→ **TASK OBJECTIVE**
Copy the listing below line for line, changing nothing.

-------- PROVIDED DATA

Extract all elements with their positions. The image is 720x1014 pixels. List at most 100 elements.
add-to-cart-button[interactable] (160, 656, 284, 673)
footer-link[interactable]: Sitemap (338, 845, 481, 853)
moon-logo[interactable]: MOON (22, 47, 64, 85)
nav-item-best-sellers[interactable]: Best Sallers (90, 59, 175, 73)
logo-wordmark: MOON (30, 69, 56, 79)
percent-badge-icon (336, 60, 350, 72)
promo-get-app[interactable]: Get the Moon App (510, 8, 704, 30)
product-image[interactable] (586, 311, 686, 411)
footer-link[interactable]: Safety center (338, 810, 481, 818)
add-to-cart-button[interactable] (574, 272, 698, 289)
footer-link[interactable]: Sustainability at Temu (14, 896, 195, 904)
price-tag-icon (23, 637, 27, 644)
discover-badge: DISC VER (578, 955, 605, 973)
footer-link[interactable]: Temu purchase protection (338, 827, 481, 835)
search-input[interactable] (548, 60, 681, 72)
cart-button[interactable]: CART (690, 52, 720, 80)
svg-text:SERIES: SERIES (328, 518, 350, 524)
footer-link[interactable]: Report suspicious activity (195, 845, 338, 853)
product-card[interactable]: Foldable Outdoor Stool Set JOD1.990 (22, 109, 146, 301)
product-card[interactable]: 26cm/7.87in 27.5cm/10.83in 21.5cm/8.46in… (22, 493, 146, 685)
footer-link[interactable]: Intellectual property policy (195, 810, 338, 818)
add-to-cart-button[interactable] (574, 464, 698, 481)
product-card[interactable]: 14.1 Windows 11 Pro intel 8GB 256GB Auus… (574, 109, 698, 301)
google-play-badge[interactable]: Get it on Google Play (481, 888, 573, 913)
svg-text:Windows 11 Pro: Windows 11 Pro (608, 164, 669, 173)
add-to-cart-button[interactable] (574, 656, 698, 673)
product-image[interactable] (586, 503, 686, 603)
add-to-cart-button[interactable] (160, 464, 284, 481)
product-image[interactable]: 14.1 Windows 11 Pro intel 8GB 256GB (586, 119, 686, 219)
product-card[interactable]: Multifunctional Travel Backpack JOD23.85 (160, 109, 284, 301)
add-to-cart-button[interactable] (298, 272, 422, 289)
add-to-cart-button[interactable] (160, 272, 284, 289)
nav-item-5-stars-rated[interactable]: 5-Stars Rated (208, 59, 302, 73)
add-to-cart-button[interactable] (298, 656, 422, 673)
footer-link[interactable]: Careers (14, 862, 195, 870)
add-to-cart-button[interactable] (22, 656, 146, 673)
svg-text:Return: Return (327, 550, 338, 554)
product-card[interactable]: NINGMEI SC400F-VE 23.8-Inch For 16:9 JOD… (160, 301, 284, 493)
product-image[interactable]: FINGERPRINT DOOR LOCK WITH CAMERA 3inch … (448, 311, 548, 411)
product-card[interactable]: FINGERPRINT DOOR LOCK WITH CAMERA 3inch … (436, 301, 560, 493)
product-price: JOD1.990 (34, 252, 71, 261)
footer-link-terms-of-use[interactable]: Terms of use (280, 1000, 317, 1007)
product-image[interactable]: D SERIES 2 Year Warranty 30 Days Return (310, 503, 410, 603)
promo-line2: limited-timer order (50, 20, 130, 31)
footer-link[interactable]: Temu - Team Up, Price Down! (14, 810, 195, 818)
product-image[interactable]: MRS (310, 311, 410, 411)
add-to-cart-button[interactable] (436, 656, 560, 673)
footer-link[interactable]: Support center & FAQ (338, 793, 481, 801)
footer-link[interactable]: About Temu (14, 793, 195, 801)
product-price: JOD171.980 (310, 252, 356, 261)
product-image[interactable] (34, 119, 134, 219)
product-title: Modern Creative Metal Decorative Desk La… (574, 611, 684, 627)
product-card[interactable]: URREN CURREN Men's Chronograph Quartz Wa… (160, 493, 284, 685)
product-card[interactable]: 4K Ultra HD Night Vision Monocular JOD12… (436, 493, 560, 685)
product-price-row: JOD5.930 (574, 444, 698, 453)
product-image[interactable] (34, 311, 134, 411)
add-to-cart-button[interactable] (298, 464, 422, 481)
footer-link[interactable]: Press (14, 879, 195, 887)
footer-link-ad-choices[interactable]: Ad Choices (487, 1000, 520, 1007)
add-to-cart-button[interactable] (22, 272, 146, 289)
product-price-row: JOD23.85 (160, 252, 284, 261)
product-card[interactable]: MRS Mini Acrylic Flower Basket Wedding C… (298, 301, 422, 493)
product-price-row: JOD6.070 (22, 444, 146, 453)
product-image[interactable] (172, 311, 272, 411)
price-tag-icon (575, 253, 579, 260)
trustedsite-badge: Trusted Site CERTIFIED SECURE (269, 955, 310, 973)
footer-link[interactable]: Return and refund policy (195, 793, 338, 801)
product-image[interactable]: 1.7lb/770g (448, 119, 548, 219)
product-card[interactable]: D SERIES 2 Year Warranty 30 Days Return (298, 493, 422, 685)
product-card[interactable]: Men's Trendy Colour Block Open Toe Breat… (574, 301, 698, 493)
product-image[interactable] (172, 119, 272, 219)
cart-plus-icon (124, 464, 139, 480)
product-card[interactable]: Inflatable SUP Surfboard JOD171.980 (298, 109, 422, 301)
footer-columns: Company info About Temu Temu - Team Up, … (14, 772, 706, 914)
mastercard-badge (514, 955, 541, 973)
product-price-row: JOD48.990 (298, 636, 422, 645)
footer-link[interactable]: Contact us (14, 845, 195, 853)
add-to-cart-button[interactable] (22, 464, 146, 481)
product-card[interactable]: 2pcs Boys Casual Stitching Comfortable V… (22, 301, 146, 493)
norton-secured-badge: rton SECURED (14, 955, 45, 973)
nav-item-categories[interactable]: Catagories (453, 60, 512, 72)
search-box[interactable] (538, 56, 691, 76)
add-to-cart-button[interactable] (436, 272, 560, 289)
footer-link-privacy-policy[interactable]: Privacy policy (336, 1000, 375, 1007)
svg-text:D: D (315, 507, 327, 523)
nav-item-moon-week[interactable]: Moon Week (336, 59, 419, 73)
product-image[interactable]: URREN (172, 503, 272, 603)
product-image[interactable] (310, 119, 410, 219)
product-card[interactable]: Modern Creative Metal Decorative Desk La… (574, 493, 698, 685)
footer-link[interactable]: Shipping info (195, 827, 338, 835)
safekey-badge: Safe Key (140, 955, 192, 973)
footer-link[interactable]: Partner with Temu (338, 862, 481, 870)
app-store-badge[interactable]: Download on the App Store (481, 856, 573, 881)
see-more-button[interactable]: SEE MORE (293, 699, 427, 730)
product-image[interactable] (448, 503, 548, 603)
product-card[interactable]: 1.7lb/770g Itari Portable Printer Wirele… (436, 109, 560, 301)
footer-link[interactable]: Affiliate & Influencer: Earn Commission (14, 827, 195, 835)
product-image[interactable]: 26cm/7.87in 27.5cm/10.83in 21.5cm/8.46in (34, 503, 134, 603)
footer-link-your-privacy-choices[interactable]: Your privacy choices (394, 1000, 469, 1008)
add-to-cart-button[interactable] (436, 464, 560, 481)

----------------

→ **OUTPUT FOR THIS TASK**
Extract all elements with their positions. The image is 720x1014 pixels. List at most 100 elements.
add-to-cart-button[interactable] (160, 656, 284, 673)
footer-link[interactable]: Sitemap (338, 845, 481, 853)
moon-logo[interactable]: MOON (22, 47, 64, 85)
nav-item-best-sellers[interactable]: Best Sallers (90, 59, 175, 73)
logo-wordmark: MOON (30, 69, 56, 79)
percent-badge-icon (336, 60, 350, 72)
promo-get-app[interactable]: Get the Moon App (510, 8, 704, 30)
product-image[interactable] (586, 311, 686, 411)
footer-link[interactable]: Safety center (338, 810, 481, 818)
add-to-cart-button[interactable] (574, 272, 698, 289)
footer-link[interactable]: Sustainability at Temu (14, 896, 195, 904)
price-tag-icon (23, 637, 27, 644)
discover-badge: DISC VER (578, 955, 605, 973)
footer-link[interactable]: Temu purchase protection (338, 827, 481, 835)
search-input[interactable] (548, 60, 681, 72)
cart-button[interactable]: CART (690, 52, 720, 80)
svg-text:SERIES: SERIES (328, 518, 350, 524)
footer-link[interactable]: Report suspicious activity (195, 845, 338, 853)
product-card[interactable]: Foldable Outdoor Stool Set JOD1.990 (22, 109, 146, 301)
product-card[interactable]: 26cm/7.87in 27.5cm/10.83in 21.5cm/8.46in… (22, 493, 146, 685)
footer-link[interactable]: Intellectual property policy (195, 810, 338, 818)
add-to-cart-button[interactable] (574, 464, 698, 481)
product-card[interactable]: 14.1 Windows 11 Pro intel 8GB 256GB Auus… (574, 109, 698, 301)
google-play-badge[interactable]: Get it on Google Play (481, 888, 573, 913)
svg-text:Windows 11 Pro: Windows 11 Pro (608, 164, 669, 173)
add-to-cart-button[interactable] (574, 656, 698, 673)
product-image[interactable] (586, 503, 686, 603)
add-to-cart-button[interactable] (160, 464, 284, 481)
product-image[interactable]: 14.1 Windows 11 Pro intel 8GB 256GB (586, 119, 686, 219)
product-card[interactable]: Multifunctional Travel Backpack JOD23.85 (160, 109, 284, 301)
add-to-cart-button[interactable] (298, 272, 422, 289)
add-to-cart-button[interactable] (160, 272, 284, 289)
nav-item-5-stars-rated[interactable]: 5-Stars Rated (208, 59, 302, 73)
add-to-cart-button[interactable] (298, 656, 422, 673)
footer-link[interactable]: Careers (14, 862, 195, 870)
add-to-cart-button[interactable] (22, 656, 146, 673)
svg-text:Return: Return (327, 550, 338, 554)
product-card[interactable]: NINGMEI SC400F-VE 23.8-Inch For 16:9 JOD… (160, 301, 284, 493)
product-image[interactable]: FINGERPRINT DOOR LOCK WITH CAMERA 3inch … (448, 311, 548, 411)
product-card[interactable]: FINGERPRINT DOOR LOCK WITH CAMERA 3inch … (436, 301, 560, 493)
product-price: JOD1.990 (34, 252, 71, 261)
footer-link-terms-of-use[interactable]: Terms of use (280, 1000, 317, 1007)
product-image[interactable]: D SERIES 2 Year Warranty 30 Days Return (310, 503, 410, 603)
promo-line2: limited-timer order (50, 20, 130, 31)
footer-link[interactable]: Temu - Team Up, Price Down! (14, 810, 195, 818)
product-image[interactable]: MRS (310, 311, 410, 411)
add-to-cart-button[interactable] (436, 656, 560, 673)
footer-link[interactable]: Support center & FAQ (338, 793, 481, 801)
footer-link[interactable]: About Temu (14, 793, 195, 801)
product-price: JOD171.980 (310, 252, 356, 261)
product-image[interactable] (34, 119, 134, 219)
product-title: Modern Creative Metal Decorative Desk La… (574, 611, 684, 627)
product-card[interactable]: URREN CURREN Men's Chronograph Quartz Wa… (160, 493, 284, 685)
product-card[interactable]: 4K Ultra HD Night Vision Monocular JOD12… (436, 493, 560, 685)
product-price-row: JOD5.930 (574, 444, 698, 453)
product-image[interactable] (34, 311, 134, 411)
add-to-cart-button[interactable] (298, 464, 422, 481)
footer-link[interactable]: Press (14, 879, 195, 887)
footer-link-ad-choices[interactable]: Ad Choices (487, 1000, 520, 1007)
add-to-cart-button[interactable] (22, 272, 146, 289)
product-price-row: JOD23.85 (160, 252, 284, 261)
product-card[interactable]: MRS Mini Acrylic Flower Basket Wedding C… (298, 301, 422, 493)
product-price-row: JOD6.070 (22, 444, 146, 453)
product-image[interactable] (172, 311, 272, 411)
price-tag-icon (575, 253, 579, 260)
trustedsite-badge: Trusted Site CERTIFIED SECURE (269, 955, 310, 973)
footer-link[interactable]: Return and refund policy (195, 793, 338, 801)
product-image[interactable]: 1.7lb/770g (448, 119, 548, 219)
product-card[interactable]: D SERIES 2 Year Warranty 30 Days Return (298, 493, 422, 685)
product-card[interactable]: Men's Trendy Colour Block Open Toe Breat… (574, 301, 698, 493)
product-image[interactable] (172, 119, 272, 219)
cart-plus-icon (124, 464, 139, 480)
product-card[interactable]: Inflatable SUP Surfboard JOD171.980 (298, 109, 422, 301)
footer-columns: Company info About Temu Temu - Team Up, … (14, 772, 706, 914)
mastercard-badge (514, 955, 541, 973)
product-price-row: JOD48.990 (298, 636, 422, 645)
footer-link[interactable]: Contact us (14, 845, 195, 853)
add-to-cart-button[interactable] (22, 464, 146, 481)
product-card[interactable]: 2pcs Boys Casual Stitching Comfortable V… (22, 301, 146, 493)
norton-secured-badge: rton SECURED (14, 955, 45, 973)
nav-item-categories[interactable]: Catagories (453, 60, 512, 72)
search-box[interactable] (538, 56, 691, 76)
add-to-cart-button[interactable] (436, 272, 560, 289)
footer-link-privacy-policy[interactable]: Privacy policy (336, 1000, 375, 1007)
svg-text:D: D (315, 507, 327, 523)
nav-item-moon-week[interactable]: Moon Week (336, 59, 419, 73)
product-image[interactable]: URREN (172, 503, 272, 603)
product-image[interactable] (310, 119, 410, 219)
product-card[interactable]: Modern Creative Metal Decorative Desk La… (574, 493, 698, 685)
footer-link[interactable]: Shipping info (195, 827, 338, 835)
safekey-badge: Safe Key (140, 955, 192, 973)
footer-link[interactable]: Partner with Temu (338, 862, 481, 870)
app-store-badge[interactable]: Download on the App Store (481, 856, 573, 881)
see-more-button[interactable]: SEE MORE (293, 699, 427, 730)
product-image[interactable] (448, 503, 548, 603)
product-card[interactable]: 1.7lb/770g Itari Portable Printer Wirele… (436, 109, 560, 301)
footer-link[interactable]: Affiliate & Influencer: Earn Commission (14, 827, 195, 835)
product-image[interactable]: 26cm/7.87in 27.5cm/10.83in 21.5cm/8.46in (34, 503, 134, 603)
footer-link-your-privacy-choices[interactable]: Your privacy choices (394, 1000, 469, 1008)
add-to-cart-button[interactable] (436, 464, 560, 481)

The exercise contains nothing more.